Dataset rows about figures:

((

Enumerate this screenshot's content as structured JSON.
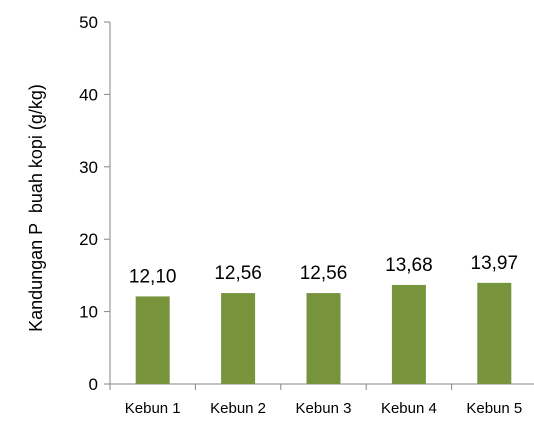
{
  "chart_data": {
    "type": "bar",
    "title": "",
    "xlabel": "",
    "ylabel": "Kandungan P  buah kopi (g/kg)",
    "categories": [
      "Kebun 1",
      "Kebun 2",
      "Kebun 3",
      "Kebun 4",
      "Kebun 5"
    ],
    "values": [
      12.1,
      12.56,
      12.56,
      13.68,
      13.97
    ],
    "data_labels": [
      "12,10",
      "12,56",
      "12,56",
      "13,68",
      "13,97"
    ],
    "ylim": [
      0,
      50
    ],
    "yticks": [
      0,
      10,
      20,
      30,
      40,
      50
    ],
    "ytick_labels": [
      "0",
      "10",
      "20",
      "30",
      "40",
      "50"
    ],
    "grid": false,
    "legend": "none",
    "colors": {
      "bar": "#77933C",
      "axis": "#868686"
    }
  }
}
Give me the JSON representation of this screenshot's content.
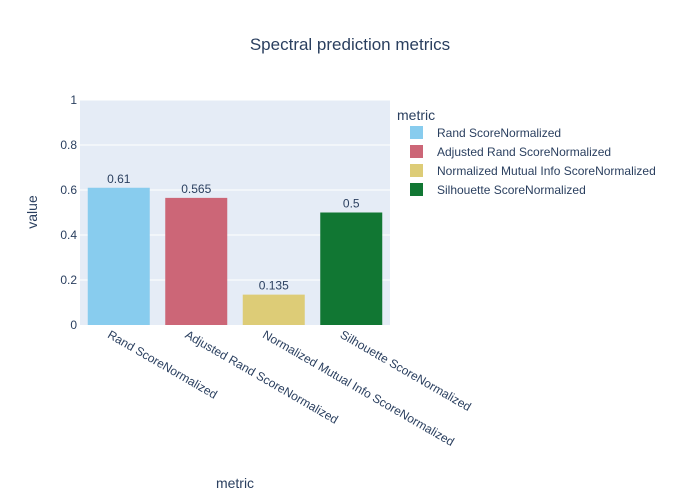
{
  "chart_data": {
    "type": "bar",
    "title": "Spectral prediction metrics",
    "xlabel": "metric",
    "ylabel": "value",
    "legend_title": "metric",
    "legend_position": "top-right",
    "ylim": [
      0,
      1
    ],
    "yticks": [
      "0",
      "0.2",
      "0.4",
      "0.6",
      "0.8",
      "1"
    ],
    "ytick_values": [
      0,
      0.2,
      0.4,
      0.6,
      0.8,
      1
    ],
    "grid": true,
    "categories": [
      "Rand ScoreNormalized",
      "Adjusted Rand ScoreNormalized",
      "Normalized Mutual Info ScoreNormalized",
      "Silhouette ScoreNormalized"
    ],
    "values": [
      0.61,
      0.565,
      0.135,
      0.5
    ],
    "value_labels": [
      "0.61",
      "0.565",
      "0.135",
      "0.5"
    ],
    "colors": [
      "#88ccee",
      "#cc6677",
      "#ddcc77",
      "#117733"
    ]
  }
}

))

— EXERCISE DIRECTIONS —
Extract, word for word, every line from the one containing "Give me the" to the end of the data above, both ends included, and leave out the pictures.

— THE RESULT —
Give me the JSON representation of this screenshot's content.
{
  "chart_data": {
    "type": "bar",
    "title": "Spectral prediction metrics",
    "xlabel": "metric",
    "ylabel": "value",
    "legend_title": "metric",
    "legend_position": "top-right",
    "ylim": [
      0,
      1
    ],
    "yticks": [
      "0",
      "0.2",
      "0.4",
      "0.6",
      "0.8",
      "1"
    ],
    "ytick_values": [
      0,
      0.2,
      0.4,
      0.6,
      0.8,
      1
    ],
    "grid": true,
    "categories": [
      "Rand ScoreNormalized",
      "Adjusted Rand ScoreNormalized",
      "Normalized Mutual Info ScoreNormalized",
      "Silhouette ScoreNormalized"
    ],
    "values": [
      0.61,
      0.565,
      0.135,
      0.5
    ],
    "value_labels": [
      "0.61",
      "0.565",
      "0.135",
      "0.5"
    ],
    "colors": [
      "#88ccee",
      "#cc6677",
      "#ddcc77",
      "#117733"
    ]
  }
}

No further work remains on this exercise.